-- Material shown --
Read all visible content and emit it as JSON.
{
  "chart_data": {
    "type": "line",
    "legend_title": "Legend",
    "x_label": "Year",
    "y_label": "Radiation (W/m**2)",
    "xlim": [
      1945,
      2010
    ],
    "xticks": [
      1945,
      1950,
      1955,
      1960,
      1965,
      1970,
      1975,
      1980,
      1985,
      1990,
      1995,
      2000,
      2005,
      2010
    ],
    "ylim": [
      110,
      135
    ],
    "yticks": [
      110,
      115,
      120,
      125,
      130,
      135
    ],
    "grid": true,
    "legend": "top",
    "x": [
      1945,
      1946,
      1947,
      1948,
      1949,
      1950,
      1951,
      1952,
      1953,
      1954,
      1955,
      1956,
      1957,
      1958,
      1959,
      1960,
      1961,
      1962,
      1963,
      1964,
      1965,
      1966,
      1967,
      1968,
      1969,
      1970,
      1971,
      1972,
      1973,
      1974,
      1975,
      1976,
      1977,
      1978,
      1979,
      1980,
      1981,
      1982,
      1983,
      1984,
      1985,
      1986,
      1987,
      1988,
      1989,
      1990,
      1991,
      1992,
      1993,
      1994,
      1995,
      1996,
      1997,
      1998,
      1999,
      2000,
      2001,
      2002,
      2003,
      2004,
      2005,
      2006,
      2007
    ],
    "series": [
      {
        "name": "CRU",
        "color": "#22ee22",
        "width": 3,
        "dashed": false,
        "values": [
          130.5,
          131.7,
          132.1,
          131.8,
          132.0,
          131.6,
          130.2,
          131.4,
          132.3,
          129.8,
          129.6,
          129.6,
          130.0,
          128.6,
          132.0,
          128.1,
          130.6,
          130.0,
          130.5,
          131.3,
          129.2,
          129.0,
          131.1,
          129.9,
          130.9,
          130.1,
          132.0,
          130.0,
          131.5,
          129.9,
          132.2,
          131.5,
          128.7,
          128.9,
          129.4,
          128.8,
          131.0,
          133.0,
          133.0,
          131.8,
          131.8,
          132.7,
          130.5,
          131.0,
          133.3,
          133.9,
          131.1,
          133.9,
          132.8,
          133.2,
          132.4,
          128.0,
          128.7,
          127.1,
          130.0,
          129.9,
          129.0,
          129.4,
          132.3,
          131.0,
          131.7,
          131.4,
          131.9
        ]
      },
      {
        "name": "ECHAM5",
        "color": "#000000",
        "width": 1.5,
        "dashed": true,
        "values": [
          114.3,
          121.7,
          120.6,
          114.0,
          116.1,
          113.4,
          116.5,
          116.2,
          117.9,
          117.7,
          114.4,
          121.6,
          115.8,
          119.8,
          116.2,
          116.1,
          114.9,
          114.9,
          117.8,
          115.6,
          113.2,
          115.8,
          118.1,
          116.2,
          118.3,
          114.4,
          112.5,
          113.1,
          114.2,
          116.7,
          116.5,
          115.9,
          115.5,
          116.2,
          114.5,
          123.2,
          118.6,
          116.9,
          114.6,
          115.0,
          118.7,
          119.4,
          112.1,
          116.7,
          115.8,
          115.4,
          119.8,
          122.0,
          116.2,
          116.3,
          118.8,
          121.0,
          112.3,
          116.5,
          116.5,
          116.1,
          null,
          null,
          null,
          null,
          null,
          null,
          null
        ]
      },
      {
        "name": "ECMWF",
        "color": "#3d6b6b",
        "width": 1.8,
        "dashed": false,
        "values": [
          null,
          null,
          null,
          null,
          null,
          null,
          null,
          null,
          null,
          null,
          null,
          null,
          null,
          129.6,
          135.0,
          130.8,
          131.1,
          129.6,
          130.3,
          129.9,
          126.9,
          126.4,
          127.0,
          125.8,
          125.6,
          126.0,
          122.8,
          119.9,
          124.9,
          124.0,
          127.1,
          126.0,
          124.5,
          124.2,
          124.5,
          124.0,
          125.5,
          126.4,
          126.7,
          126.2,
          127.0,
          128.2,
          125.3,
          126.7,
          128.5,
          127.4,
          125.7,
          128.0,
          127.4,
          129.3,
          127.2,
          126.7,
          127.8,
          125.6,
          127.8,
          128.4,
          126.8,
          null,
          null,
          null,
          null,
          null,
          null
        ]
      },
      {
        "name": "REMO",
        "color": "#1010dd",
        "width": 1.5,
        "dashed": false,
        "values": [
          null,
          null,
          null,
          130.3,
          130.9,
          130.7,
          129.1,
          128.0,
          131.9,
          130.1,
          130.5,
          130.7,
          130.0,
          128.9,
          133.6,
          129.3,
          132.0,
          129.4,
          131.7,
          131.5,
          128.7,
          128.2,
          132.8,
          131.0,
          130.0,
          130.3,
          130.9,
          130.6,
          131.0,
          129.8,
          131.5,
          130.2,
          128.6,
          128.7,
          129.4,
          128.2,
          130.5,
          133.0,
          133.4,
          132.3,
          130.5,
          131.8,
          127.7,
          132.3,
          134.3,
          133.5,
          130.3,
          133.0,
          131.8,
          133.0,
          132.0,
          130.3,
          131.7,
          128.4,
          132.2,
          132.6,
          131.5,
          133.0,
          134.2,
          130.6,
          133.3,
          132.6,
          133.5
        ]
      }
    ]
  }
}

-- Description of the task --
Return every entry verbatim.

-- Result for this exercise --
Read all visible content and emit it as JSON.
{
  "chart_data": {
    "type": "line",
    "legend_title": "Legend",
    "x_label": "Year",
    "y_label": "Radiation (W/m**2)",
    "xlim": [
      1945,
      2010
    ],
    "xticks": [
      1945,
      1950,
      1955,
      1960,
      1965,
      1970,
      1975,
      1980,
      1985,
      1990,
      1995,
      2000,
      2005,
      2010
    ],
    "ylim": [
      110,
      135
    ],
    "yticks": [
      110,
      115,
      120,
      125,
      130,
      135
    ],
    "grid": true,
    "legend": "top",
    "x": [
      1945,
      1946,
      1947,
      1948,
      1949,
      1950,
      1951,
      1952,
      1953,
      1954,
      1955,
      1956,
      1957,
      1958,
      1959,
      1960,
      1961,
      1962,
      1963,
      1964,
      1965,
      1966,
      1967,
      1968,
      1969,
      1970,
      1971,
      1972,
      1973,
      1974,
      1975,
      1976,
      1977,
      1978,
      1979,
      1980,
      1981,
      1982,
      1983,
      1984,
      1985,
      1986,
      1987,
      1988,
      1989,
      1990,
      1991,
      1992,
      1993,
      1994,
      1995,
      1996,
      1997,
      1998,
      1999,
      2000,
      2001,
      2002,
      2003,
      2004,
      2005,
      2006,
      2007
    ],
    "series": [
      {
        "name": "CRU",
        "color": "#22ee22",
        "width": 3,
        "dashed": false,
        "values": [
          130.5,
          131.7,
          132.1,
          131.8,
          132.0,
          131.6,
          130.2,
          131.4,
          132.3,
          129.8,
          129.6,
          129.6,
          130.0,
          128.6,
          132.0,
          128.1,
          130.6,
          130.0,
          130.5,
          131.3,
          129.2,
          129.0,
          131.1,
          129.9,
          130.9,
          130.1,
          132.0,
          130.0,
          131.5,
          129.9,
          132.2,
          131.5,
          128.7,
          128.9,
          129.4,
          128.8,
          131.0,
          133.0,
          133.0,
          131.8,
          131.8,
          132.7,
          130.5,
          131.0,
          133.3,
          133.9,
          131.1,
          133.9,
          132.8,
          133.2,
          132.4,
          128.0,
          128.7,
          127.1,
          130.0,
          129.9,
          129.0,
          129.4,
          132.3,
          131.0,
          131.7,
          131.4,
          131.9
        ]
      },
      {
        "name": "ECHAM5",
        "color": "#000000",
        "width": 1.5,
        "dashed": true,
        "values": [
          114.3,
          121.7,
          120.6,
          114.0,
          116.1,
          113.4,
          116.5,
          116.2,
          117.9,
          117.7,
          114.4,
          121.6,
          115.8,
          119.8,
          116.2,
          116.1,
          114.9,
          114.9,
          117.8,
          115.6,
          113.2,
          115.8,
          118.1,
          116.2,
          118.3,
          114.4,
          112.5,
          113.1,
          114.2,
          116.7,
          116.5,
          115.9,
          115.5,
          116.2,
          114.5,
          123.2,
          118.6,
          116.9,
          114.6,
          115.0,
          118.7,
          119.4,
          112.1,
          116.7,
          115.8,
          115.4,
          119.8,
          122.0,
          116.2,
          116.3,
          118.8,
          121.0,
          112.3,
          116.5,
          116.5,
          116.1,
          null,
          null,
          null,
          null,
          null,
          null,
          null
        ]
      },
      {
        "name": "ECMWF",
        "color": "#3d6b6b",
        "width": 1.8,
        "dashed": false,
        "values": [
          null,
          null,
          null,
          null,
          null,
          null,
          null,
          null,
          null,
          null,
          null,
          null,
          null,
          129.6,
          135.0,
          130.8,
          131.1,
          129.6,
          130.3,
          129.9,
          126.9,
          126.4,
          127.0,
          125.8,
          125.6,
          126.0,
          122.8,
          119.9,
          124.9,
          124.0,
          127.1,
          126.0,
          124.5,
          124.2,
          124.5,
          124.0,
          125.5,
          126.4,
          126.7,
          126.2,
          127.0,
          128.2,
          125.3,
          126.7,
          128.5,
          127.4,
          125.7,
          128.0,
          127.4,
          129.3,
          127.2,
          126.7,
          127.8,
          125.6,
          127.8,
          128.4,
          126.8,
          null,
          null,
          null,
          null,
          null,
          null
        ]
      },
      {
        "name": "REMO",
        "color": "#1010dd",
        "width": 1.5,
        "dashed": false,
        "values": [
          null,
          null,
          null,
          130.3,
          130.9,
          130.7,
          129.1,
          128.0,
          131.9,
          130.1,
          130.5,
          130.7,
          130.0,
          128.9,
          133.6,
          129.3,
          132.0,
          129.4,
          131.7,
          131.5,
          128.7,
          128.2,
          132.8,
          131.0,
          130.0,
          130.3,
          130.9,
          130.6,
          131.0,
          129.8,
          131.5,
          130.2,
          128.6,
          128.7,
          129.4,
          128.2,
          130.5,
          133.0,
          133.4,
          132.3,
          130.5,
          131.8,
          127.7,
          132.3,
          134.3,
          133.5,
          130.3,
          133.0,
          131.8,
          133.0,
          132.0,
          130.3,
          131.7,
          128.4,
          132.2,
          132.6,
          131.5,
          133.0,
          134.2,
          130.6,
          133.3,
          132.6,
          133.5
        ]
      }
    ]
  }
}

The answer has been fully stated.